§ Problem: Reproduce the Pixal3D project page below in full, word for word, from its title through the closing note on replacing xx.

§ Text provided:
^^^^^^^^^^^^^^^^

Pixal3D: Pixel-Aligned 3D Generation from Images

SIGGRAPH 2026

Dong-Yang Li¹ · Wang Zhao²* · Yuxin Chen² · Wenbo Hu² · Meng-Hao Guo¹ · Fang-Lue Zhang³ · Ying Shan² · Shi-Min Hu¹✉

¹Tsinghua University (BNRist) ²Tencent ARC Lab ³Victoria University of Wellington

*Project lead ✉Corresponding author

Pixal3D generates high-fidelity 3D assets from a single image. Unlike previous methods that loosely inject image features via attention, Pixal3D explicitly lifts pixel features into 3D through back-projection, establishing direct pixel-to-3D correspondences. This enables near-reconstruction-level fidelity with detailed geometry and PBR textures.

✨ News

May 2026: Release training code and data preparation toolkit. 🔧
May 2026: Release the improved version based on Trellis.2 backbone. 💪
May 2026: Release inference code and online demo. 🤗
Apr 2026: Our paper is accepted to SIGGRAPH 2026! 🎉

📌 Branches

Branch	Description
`main`	Latest version — improved implementation based on Trellis.2 backbone with better performance.
`paper`	Paper version — original implementation based on Direct3D-S2, corresponding to results reported in our SIGGRAPH 2026 paper.

If you want to reproduce the results in our paper, please switch to the paper branch.

🎮 Try It Online

You can try Pixal3D directly in your browser without any installation via our Hugging Face Gradio demo:

👉 Launch Demo

🚀 Getting Started

Installation

Step 1: Follow TRELLIS.2 Installation

Please first follow the installation guide of TRELLIS.2 to set up the base environment.

Step 2: Install Additional Dependencies

pip install -r requirements.txt

Step 3: Install natten

NATTEN_CUDA_ARCH="xx" NATTEN_N_WORKERS=xx pip install natten==0.21.0 --no-build-isolation

Please replace xx with the CUDA architecture and the number of build workers suitable for your machine.

^^^^^^^^^^^^^^^^

§ Dataset excerpt:
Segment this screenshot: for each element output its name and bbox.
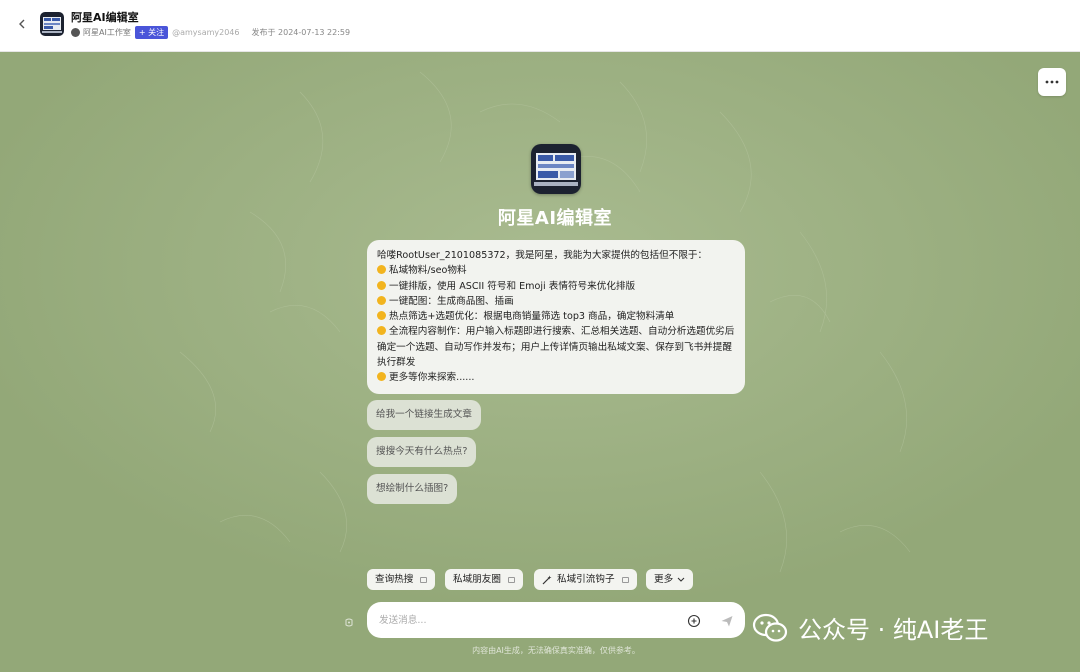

^^^^^^^^^^^^^^^^

§ Solution below:
Pixal3D: Pixel-Aligned 3D Generation from Images

SIGGRAPH 2026

Dong-Yang Li¹ · Wang Zhao²* · Yuxin Chen² · Wenbo Hu² · Meng-Hao Guo¹ · Fang-Lue Zhang³ · Ying Shan² · Shi-Min Hu¹✉

¹Tsinghua University (BNRist) ²Tencent ARC Lab ³Victoria University of Wellington

*Project lead ✉Corresponding author

Pixal3D generates high-fidelity 3D assets from a single image. Unlike previous methods that loosely inject image features via attention, Pixal3D explicitly lifts pixel features into 3D through back-projection, establishing direct pixel-to-3D correspondences. This enables near-reconstruction-level fidelity with detailed geometry and PBR textures.

✨ News

May 2026: Release training code and data preparation toolkit. 🔧
May 2026: Release the improved version based on Trellis.2 backbone. 💪
May 2026: Release inference code and online demo. 🤗
Apr 2026: Our paper is accepted to SIGGRAPH 2026! 🎉

📌 Branches

Branch	Description
`main`	Latest version — improved implementation based on Trellis.2 backbone with better performance.
`paper`	Paper version — original implementation based on Direct3D-S2, corresponding to results reported in our SIGGRAPH 2026 paper.

If you want to reproduce the results in our paper, please switch to the paper branch.

🎮 Try It Online

You can try Pixal3D directly in your browser without any installation via our Hugging Face Gradio demo:

👉 Launch Demo

🚀 Getting Started

Installation

Step 1: Follow TRELLIS.2 Installation

Please first follow the installation guide of TRELLIS.2 to set up the base environment.

Step 2: Install Additional Dependencies

pip install -r requirements.txt

Step 3: Install natten

NATTEN_CUDA_ARCH="xx" NATTEN_N_WORKERS=xx pip install natten==0.21.0 --no-build-isolation

Please replace xx with the CUDA architecture and the number of build workers suitable for your machine.